=== WHAT YOU NEED TO DO ===
Omit the pictures, please, and give each record below again exactly.

* * *

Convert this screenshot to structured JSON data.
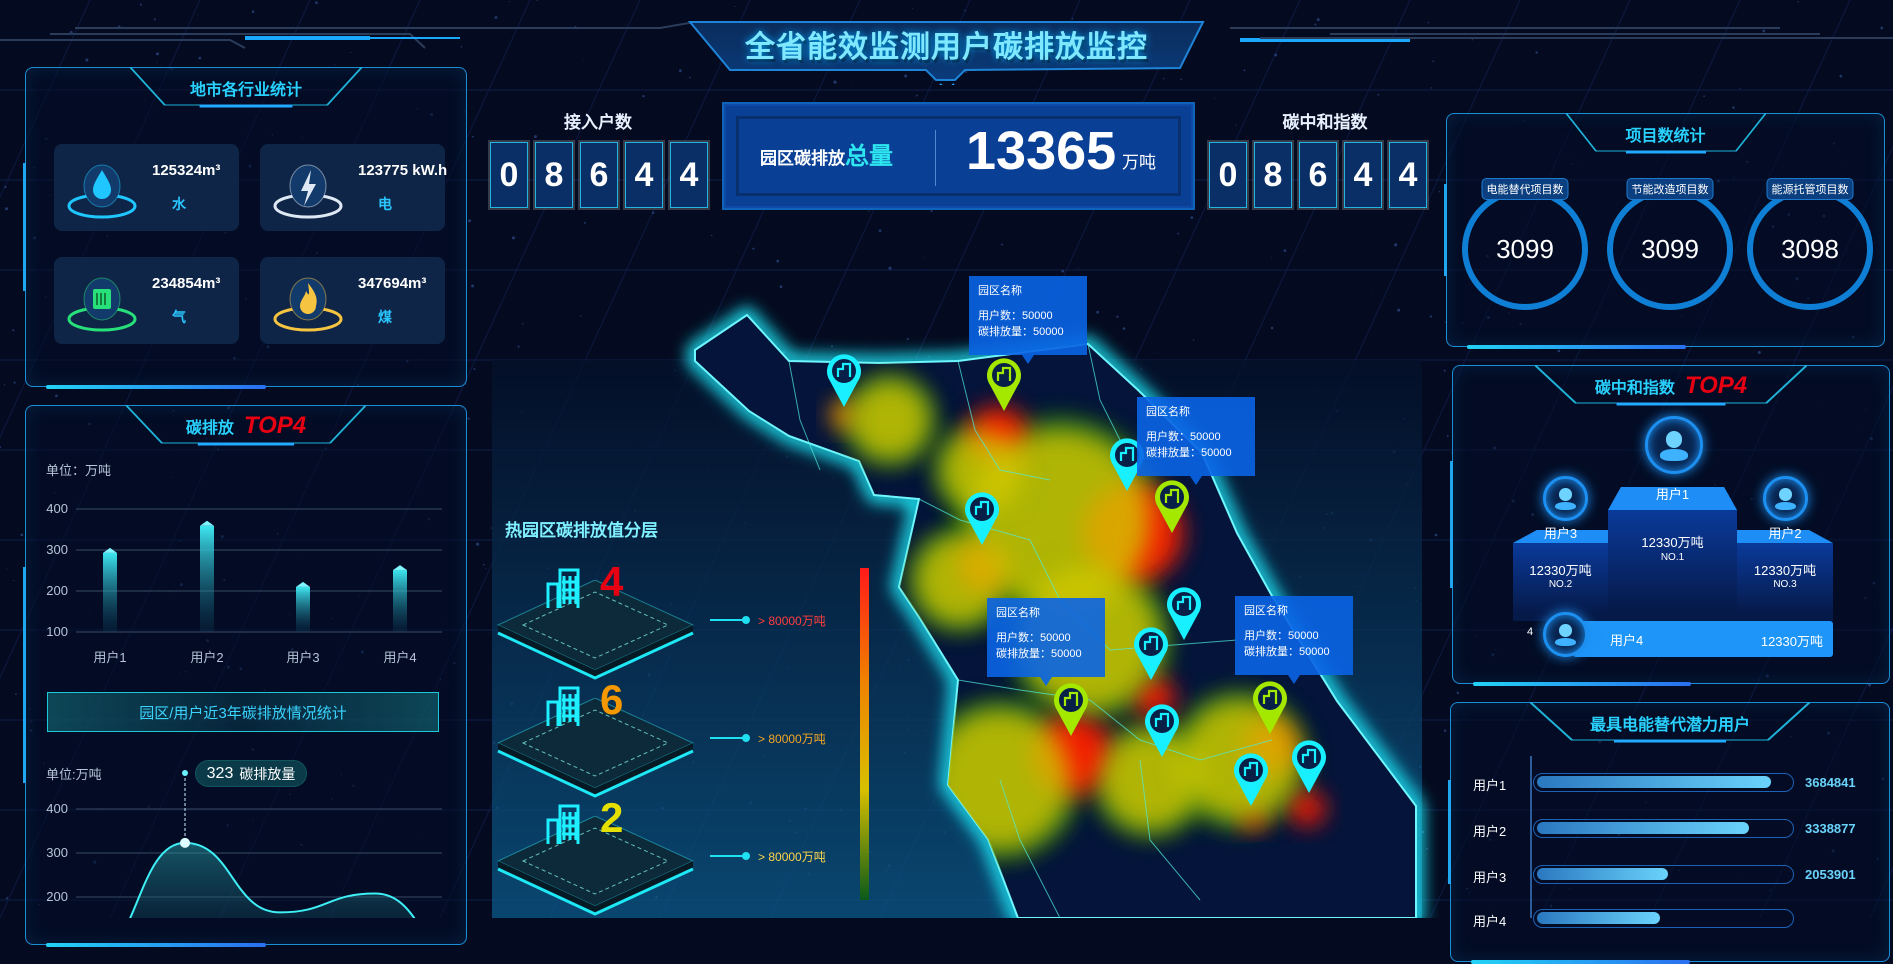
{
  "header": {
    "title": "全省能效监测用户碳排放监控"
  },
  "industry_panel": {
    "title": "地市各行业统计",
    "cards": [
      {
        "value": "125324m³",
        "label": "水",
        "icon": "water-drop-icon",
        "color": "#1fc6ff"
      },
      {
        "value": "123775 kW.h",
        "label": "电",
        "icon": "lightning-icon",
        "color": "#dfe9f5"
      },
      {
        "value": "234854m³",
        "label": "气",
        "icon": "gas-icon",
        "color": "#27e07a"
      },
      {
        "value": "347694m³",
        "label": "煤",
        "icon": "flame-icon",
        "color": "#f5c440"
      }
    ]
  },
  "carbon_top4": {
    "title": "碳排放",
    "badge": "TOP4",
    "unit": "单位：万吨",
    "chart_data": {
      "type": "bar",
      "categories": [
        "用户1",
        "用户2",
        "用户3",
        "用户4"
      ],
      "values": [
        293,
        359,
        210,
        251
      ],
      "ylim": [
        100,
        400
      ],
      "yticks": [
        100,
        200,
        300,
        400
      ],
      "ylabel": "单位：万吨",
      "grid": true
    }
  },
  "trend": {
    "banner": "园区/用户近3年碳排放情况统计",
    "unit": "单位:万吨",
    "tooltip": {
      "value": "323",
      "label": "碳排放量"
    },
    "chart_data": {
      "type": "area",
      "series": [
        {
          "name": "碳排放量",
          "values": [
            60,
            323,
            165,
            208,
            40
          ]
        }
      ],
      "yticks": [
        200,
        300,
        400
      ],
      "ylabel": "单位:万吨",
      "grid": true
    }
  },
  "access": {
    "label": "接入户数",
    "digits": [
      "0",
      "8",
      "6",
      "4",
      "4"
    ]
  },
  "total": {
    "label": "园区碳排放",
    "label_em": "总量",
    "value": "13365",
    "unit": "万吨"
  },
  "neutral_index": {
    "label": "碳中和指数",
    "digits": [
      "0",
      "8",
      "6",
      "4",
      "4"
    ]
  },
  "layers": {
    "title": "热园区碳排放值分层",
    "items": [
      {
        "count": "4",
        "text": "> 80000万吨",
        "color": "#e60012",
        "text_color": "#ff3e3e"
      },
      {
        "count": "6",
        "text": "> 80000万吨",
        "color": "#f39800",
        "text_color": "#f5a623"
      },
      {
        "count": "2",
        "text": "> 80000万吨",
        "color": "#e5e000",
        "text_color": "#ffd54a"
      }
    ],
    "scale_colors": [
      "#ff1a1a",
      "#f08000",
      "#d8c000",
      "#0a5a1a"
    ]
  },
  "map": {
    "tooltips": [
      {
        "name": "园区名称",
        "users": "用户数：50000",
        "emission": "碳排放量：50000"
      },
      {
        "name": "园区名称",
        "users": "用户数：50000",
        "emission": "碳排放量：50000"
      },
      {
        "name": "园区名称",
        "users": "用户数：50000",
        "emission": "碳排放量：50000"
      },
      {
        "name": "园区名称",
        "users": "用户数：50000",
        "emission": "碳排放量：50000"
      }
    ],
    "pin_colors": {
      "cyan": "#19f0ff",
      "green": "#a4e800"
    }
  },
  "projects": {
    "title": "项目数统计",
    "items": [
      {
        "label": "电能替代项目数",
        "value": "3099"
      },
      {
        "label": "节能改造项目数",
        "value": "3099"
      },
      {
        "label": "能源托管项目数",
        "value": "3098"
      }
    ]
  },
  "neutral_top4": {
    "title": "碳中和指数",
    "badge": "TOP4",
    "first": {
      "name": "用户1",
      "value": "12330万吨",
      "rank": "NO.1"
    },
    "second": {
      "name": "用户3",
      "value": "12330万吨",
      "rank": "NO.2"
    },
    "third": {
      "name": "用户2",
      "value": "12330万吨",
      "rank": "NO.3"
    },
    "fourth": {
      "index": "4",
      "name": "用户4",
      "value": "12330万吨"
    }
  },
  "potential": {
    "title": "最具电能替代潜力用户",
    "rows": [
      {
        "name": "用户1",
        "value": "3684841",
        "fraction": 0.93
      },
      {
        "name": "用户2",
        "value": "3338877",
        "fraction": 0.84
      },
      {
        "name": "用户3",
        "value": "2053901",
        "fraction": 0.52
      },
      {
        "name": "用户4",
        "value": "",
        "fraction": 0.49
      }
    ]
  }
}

* * *

=== TASK ANSWER ===
Convert this screenshot to structured JSON data.
{
  "header": {
    "title": "全省能效监测用户碳排放监控"
  },
  "industry_panel": {
    "title": "地市各行业统计",
    "cards": [
      {
        "value": "125324m³",
        "label": "水",
        "icon": "water-drop-icon",
        "color": "#1fc6ff"
      },
      {
        "value": "123775 kW.h",
        "label": "电",
        "icon": "lightning-icon",
        "color": "#dfe9f5"
      },
      {
        "value": "234854m³",
        "label": "气",
        "icon": "gas-icon",
        "color": "#27e07a"
      },
      {
        "value": "347694m³",
        "label": "煤",
        "icon": "flame-icon",
        "color": "#f5c440"
      }
    ]
  },
  "carbon_top4": {
    "title": "碳排放",
    "badge": "TOP4",
    "unit": "单位：万吨",
    "chart_data": {
      "type": "bar",
      "categories": [
        "用户1",
        "用户2",
        "用户3",
        "用户4"
      ],
      "values": [
        293,
        359,
        210,
        251
      ],
      "ylim": [
        100,
        400
      ],
      "yticks": [
        100,
        200,
        300,
        400
      ],
      "ylabel": "单位：万吨",
      "grid": true
    }
  },
  "trend": {
    "banner": "园区/用户近3年碳排放情况统计",
    "unit": "单位:万吨",
    "tooltip": {
      "value": "323",
      "label": "碳排放量"
    },
    "chart_data": {
      "type": "area",
      "series": [
        {
          "name": "碳排放量",
          "values": [
            60,
            323,
            165,
            208,
            40
          ]
        }
      ],
      "yticks": [
        200,
        300,
        400
      ],
      "ylabel": "单位:万吨",
      "grid": true
    }
  },
  "access": {
    "label": "接入户数",
    "digits": [
      "0",
      "8",
      "6",
      "4",
      "4"
    ]
  },
  "total": {
    "label": "园区碳排放",
    "label_em": "总量",
    "value": "13365",
    "unit": "万吨"
  },
  "neutral_index": {
    "label": "碳中和指数",
    "digits": [
      "0",
      "8",
      "6",
      "4",
      "4"
    ]
  },
  "layers": {
    "title": "热园区碳排放值分层",
    "items": [
      {
        "count": "4",
        "text": "> 80000万吨",
        "color": "#e60012",
        "text_color": "#ff3e3e"
      },
      {
        "count": "6",
        "text": "> 80000万吨",
        "color": "#f39800",
        "text_color": "#f5a623"
      },
      {
        "count": "2",
        "text": "> 80000万吨",
        "color": "#e5e000",
        "text_color": "#ffd54a"
      }
    ],
    "scale_colors": [
      "#ff1a1a",
      "#f08000",
      "#d8c000",
      "#0a5a1a"
    ]
  },
  "map": {
    "tooltips": [
      {
        "name": "园区名称",
        "users": "用户数：50000",
        "emission": "碳排放量：50000"
      },
      {
        "name": "园区名称",
        "users": "用户数：50000",
        "emission": "碳排放量：50000"
      },
      {
        "name": "园区名称",
        "users": "用户数：50000",
        "emission": "碳排放量：50000"
      },
      {
        "name": "园区名称",
        "users": "用户数：50000",
        "emission": "碳排放量：50000"
      }
    ],
    "pin_colors": {
      "cyan": "#19f0ff",
      "green": "#a4e800"
    }
  },
  "projects": {
    "title": "项目数统计",
    "items": [
      {
        "label": "电能替代项目数",
        "value": "3099"
      },
      {
        "label": "节能改造项目数",
        "value": "3099"
      },
      {
        "label": "能源托管项目数",
        "value": "3098"
      }
    ]
  },
  "neutral_top4": {
    "title": "碳中和指数",
    "badge": "TOP4",
    "first": {
      "name": "用户1",
      "value": "12330万吨",
      "rank": "NO.1"
    },
    "second": {
      "name": "用户3",
      "value": "12330万吨",
      "rank": "NO.2"
    },
    "third": {
      "name": "用户2",
      "value": "12330万吨",
      "rank": "NO.3"
    },
    "fourth": {
      "index": "4",
      "name": "用户4",
      "value": "12330万吨"
    }
  },
  "potential": {
    "title": "最具电能替代潜力用户",
    "rows": [
      {
        "name": "用户1",
        "value": "3684841",
        "fraction": 0.93
      },
      {
        "name": "用户2",
        "value": "3338877",
        "fraction": 0.84
      },
      {
        "name": "用户3",
        "value": "2053901",
        "fraction": 0.52
      },
      {
        "name": "用户4",
        "value": "",
        "fraction": 0.49
      }
    ]
  }
}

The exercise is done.